REQUIREMENT =>
For each line below that contains the string "JSON", copy that line.
── DATA SHOWN ──
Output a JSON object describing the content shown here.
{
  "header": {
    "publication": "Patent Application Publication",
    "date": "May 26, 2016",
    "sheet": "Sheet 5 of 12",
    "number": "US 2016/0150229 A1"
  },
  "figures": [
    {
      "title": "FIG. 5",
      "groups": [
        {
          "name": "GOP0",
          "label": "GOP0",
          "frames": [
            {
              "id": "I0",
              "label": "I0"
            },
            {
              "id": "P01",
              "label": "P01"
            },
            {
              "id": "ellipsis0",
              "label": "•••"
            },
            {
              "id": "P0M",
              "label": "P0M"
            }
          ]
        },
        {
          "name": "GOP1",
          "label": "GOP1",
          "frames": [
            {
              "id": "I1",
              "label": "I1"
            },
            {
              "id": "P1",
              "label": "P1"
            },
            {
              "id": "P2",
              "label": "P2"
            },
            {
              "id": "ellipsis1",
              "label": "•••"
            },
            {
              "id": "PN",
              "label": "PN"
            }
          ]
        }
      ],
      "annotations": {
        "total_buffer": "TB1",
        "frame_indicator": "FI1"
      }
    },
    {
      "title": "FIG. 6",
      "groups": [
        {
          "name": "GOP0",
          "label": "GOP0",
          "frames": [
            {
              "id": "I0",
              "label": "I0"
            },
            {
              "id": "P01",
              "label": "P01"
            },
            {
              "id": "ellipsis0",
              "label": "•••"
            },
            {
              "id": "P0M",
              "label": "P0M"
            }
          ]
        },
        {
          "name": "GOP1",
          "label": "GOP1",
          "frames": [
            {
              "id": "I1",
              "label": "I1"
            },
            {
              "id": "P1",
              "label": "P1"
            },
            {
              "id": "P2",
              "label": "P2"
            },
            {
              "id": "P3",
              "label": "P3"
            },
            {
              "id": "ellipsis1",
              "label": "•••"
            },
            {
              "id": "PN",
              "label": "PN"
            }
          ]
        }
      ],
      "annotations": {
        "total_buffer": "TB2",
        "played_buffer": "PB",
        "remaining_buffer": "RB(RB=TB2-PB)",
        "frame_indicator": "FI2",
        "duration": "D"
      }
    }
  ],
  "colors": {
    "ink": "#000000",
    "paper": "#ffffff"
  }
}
───
── DATA SHOWN ──
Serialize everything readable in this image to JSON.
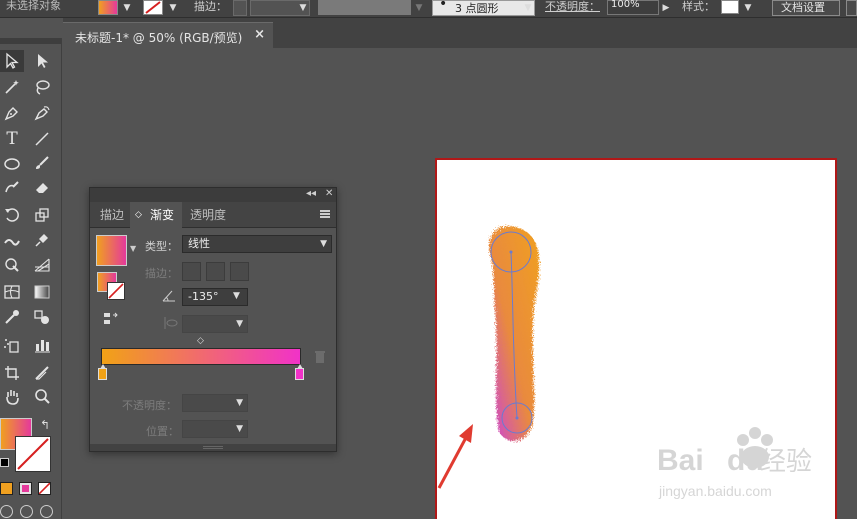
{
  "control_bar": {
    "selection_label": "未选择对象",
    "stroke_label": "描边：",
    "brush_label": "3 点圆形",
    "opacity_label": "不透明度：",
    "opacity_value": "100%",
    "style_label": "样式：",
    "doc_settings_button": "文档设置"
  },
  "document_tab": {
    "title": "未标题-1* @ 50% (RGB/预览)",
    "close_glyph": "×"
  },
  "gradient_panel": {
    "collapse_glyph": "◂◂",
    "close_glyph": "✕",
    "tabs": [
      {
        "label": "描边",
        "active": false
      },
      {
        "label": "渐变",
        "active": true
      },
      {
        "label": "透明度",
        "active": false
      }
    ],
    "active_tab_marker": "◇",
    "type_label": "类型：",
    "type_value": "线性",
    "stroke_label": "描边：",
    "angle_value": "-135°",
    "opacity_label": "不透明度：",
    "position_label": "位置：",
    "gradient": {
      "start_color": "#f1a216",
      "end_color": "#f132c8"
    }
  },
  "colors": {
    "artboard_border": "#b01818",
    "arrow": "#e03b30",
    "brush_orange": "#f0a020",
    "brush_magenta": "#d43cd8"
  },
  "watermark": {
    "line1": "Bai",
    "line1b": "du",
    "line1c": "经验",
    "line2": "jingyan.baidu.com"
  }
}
───
ANSWER BELOW =>
Output a JSON object describing the content shown here.
Serialize everything readable in this image to JSON.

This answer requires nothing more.